[Entries taken from a collection]
══════════════════════════════
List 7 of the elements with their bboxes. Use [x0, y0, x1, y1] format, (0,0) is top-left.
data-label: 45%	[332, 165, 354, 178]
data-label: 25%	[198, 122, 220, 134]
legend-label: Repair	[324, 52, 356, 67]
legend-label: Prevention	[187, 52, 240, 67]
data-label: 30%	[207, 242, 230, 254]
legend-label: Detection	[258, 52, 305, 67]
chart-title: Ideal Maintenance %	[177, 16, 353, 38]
══════════════════════════════
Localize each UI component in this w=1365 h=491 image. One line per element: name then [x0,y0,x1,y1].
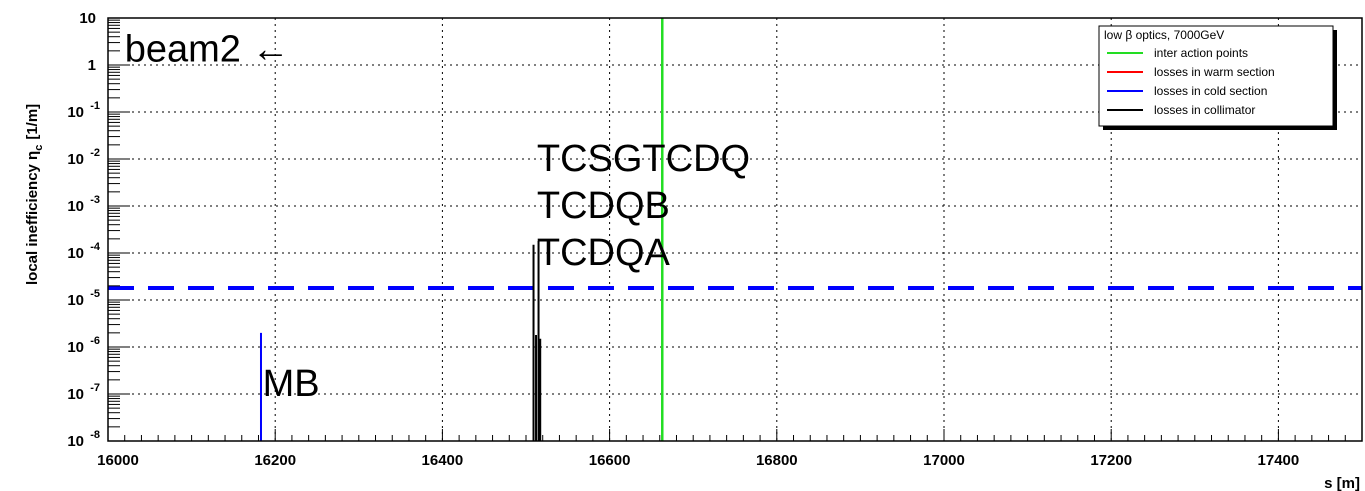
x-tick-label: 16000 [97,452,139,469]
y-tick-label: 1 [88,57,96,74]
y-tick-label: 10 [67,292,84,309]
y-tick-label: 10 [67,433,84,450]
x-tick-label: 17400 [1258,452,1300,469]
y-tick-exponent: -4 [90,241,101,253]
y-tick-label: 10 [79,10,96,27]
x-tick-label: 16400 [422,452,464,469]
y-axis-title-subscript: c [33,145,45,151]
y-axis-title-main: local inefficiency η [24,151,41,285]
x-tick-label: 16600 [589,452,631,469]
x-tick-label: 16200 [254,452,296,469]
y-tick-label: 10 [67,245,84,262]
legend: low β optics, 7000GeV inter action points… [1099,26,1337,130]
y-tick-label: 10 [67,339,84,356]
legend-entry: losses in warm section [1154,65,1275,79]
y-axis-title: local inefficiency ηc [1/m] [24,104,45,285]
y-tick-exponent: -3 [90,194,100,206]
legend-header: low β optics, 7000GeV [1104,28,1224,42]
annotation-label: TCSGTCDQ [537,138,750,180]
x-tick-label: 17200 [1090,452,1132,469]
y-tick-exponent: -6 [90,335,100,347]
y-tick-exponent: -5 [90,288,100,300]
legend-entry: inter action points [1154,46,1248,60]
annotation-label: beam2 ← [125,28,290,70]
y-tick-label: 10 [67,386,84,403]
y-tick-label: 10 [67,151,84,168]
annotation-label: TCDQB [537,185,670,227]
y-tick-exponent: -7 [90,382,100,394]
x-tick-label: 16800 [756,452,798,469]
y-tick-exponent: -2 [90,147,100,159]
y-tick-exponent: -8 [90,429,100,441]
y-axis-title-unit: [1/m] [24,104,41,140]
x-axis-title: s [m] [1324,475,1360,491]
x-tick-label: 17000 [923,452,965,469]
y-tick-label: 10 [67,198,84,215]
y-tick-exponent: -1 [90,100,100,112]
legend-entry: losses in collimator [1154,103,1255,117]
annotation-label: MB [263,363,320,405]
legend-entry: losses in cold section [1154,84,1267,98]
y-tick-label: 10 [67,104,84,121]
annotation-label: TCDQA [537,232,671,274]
══════════════════════════════
Stated task:
Rewrite the lines of the listing as a numbered list, from the line holding "List 7 of the" through the line holding "52, 305, 67]", both included. Leave out any blank lines.

Result of this exercise:
1. List 7 of the elements with their bboxes. Use [x0, y0, x1, y1] format, (0,0) is top-left.
2. data-label: 45%	[332, 165, 354, 178]
3. data-label: 25%	[198, 122, 220, 134]
4. legend-label: Repair	[324, 52, 356, 67]
5. legend-label: Prevention	[187, 52, 240, 67]
6. data-label: 30%	[207, 242, 230, 254]
7. legend-label: Detection	[258, 52, 305, 67]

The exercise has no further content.